MATERIAL SUPPLIED:
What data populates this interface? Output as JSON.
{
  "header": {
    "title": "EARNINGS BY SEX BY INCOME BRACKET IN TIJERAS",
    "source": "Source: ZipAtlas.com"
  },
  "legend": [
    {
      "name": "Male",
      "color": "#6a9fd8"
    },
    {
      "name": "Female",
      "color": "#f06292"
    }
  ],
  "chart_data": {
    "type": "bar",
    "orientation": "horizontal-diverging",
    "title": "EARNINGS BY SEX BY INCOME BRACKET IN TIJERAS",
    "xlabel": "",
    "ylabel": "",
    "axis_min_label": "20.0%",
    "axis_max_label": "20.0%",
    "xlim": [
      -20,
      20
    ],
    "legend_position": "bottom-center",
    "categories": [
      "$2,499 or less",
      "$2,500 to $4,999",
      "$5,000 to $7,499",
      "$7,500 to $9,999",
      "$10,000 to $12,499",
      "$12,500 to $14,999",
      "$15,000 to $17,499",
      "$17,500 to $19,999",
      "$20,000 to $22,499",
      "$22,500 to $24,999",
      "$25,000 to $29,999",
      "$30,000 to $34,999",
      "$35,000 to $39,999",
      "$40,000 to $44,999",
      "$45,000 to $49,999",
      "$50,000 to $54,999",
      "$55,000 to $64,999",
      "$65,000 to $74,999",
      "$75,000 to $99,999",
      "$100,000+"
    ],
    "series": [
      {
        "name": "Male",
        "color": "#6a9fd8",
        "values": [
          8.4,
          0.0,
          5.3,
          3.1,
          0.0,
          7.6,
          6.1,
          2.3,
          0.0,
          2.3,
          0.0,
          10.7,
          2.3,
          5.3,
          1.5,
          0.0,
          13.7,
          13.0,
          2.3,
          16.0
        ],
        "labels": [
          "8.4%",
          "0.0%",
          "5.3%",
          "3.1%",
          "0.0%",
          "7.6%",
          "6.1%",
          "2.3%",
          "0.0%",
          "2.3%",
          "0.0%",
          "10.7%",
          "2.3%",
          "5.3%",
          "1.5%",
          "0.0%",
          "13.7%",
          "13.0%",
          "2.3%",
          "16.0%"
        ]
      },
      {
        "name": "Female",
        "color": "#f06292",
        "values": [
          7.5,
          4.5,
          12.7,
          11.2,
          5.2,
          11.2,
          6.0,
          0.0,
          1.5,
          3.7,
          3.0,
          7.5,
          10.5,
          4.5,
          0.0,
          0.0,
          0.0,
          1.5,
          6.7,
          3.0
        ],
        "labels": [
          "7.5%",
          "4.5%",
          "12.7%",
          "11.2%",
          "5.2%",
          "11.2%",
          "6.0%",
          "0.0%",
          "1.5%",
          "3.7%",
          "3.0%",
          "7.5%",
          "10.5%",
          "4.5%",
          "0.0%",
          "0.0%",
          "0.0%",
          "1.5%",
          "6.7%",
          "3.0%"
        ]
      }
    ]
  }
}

BRIEF: Would you reproduce all the entries exactly?

TASK RESULT:
What data populates this interface? Output as JSON.
{
  "header": {
    "title": "EARNINGS BY SEX BY INCOME BRACKET IN TIJERAS",
    "source": "Source: ZipAtlas.com"
  },
  "legend": [
    {
      "name": "Male",
      "color": "#6a9fd8"
    },
    {
      "name": "Female",
      "color": "#f06292"
    }
  ],
  "chart_data": {
    "type": "bar",
    "orientation": "horizontal-diverging",
    "title": "EARNINGS BY SEX BY INCOME BRACKET IN TIJERAS",
    "xlabel": "",
    "ylabel": "",
    "axis_min_label": "20.0%",
    "axis_max_label": "20.0%",
    "xlim": [
      -20,
      20
    ],
    "legend_position": "bottom-center",
    "categories": [
      "$2,499 or less",
      "$2,500 to $4,999",
      "$5,000 to $7,499",
      "$7,500 to $9,999",
      "$10,000 to $12,499",
      "$12,500 to $14,999",
      "$15,000 to $17,499",
      "$17,500 to $19,999",
      "$20,000 to $22,499",
      "$22,500 to $24,999",
      "$25,000 to $29,999",
      "$30,000 to $34,999",
      "$35,000 to $39,999",
      "$40,000 to $44,999",
      "$45,000 to $49,999",
      "$50,000 to $54,999",
      "$55,000 to $64,999",
      "$65,000 to $74,999",
      "$75,000 to $99,999",
      "$100,000+"
    ],
    "series": [
      {
        "name": "Male",
        "color": "#6a9fd8",
        "values": [
          8.4,
          0.0,
          5.3,
          3.1,
          0.0,
          7.6,
          6.1,
          2.3,
          0.0,
          2.3,
          0.0,
          10.7,
          2.3,
          5.3,
          1.5,
          0.0,
          13.7,
          13.0,
          2.3,
          16.0
        ],
        "labels": [
          "8.4%",
          "0.0%",
          "5.3%",
          "3.1%",
          "0.0%",
          "7.6%",
          "6.1%",
          "2.3%",
          "0.0%",
          "2.3%",
          "0.0%",
          "10.7%",
          "2.3%",
          "5.3%",
          "1.5%",
          "0.0%",
          "13.7%",
          "13.0%",
          "2.3%",
          "16.0%"
        ]
      },
      {
        "name": "Female",
        "color": "#f06292",
        "values": [
          7.5,
          4.5,
          12.7,
          11.2,
          5.2,
          11.2,
          6.0,
          0.0,
          1.5,
          3.7,
          3.0,
          7.5,
          10.5,
          4.5,
          0.0,
          0.0,
          0.0,
          1.5,
          6.7,
          3.0
        ],
        "labels": [
          "7.5%",
          "4.5%",
          "12.7%",
          "11.2%",
          "5.2%",
          "11.2%",
          "6.0%",
          "0.0%",
          "1.5%",
          "3.7%",
          "3.0%",
          "7.5%",
          "10.5%",
          "4.5%",
          "0.0%",
          "0.0%",
          "0.0%",
          "1.5%",
          "6.7%",
          "3.0%"
        ]
      }
    ]
  }
}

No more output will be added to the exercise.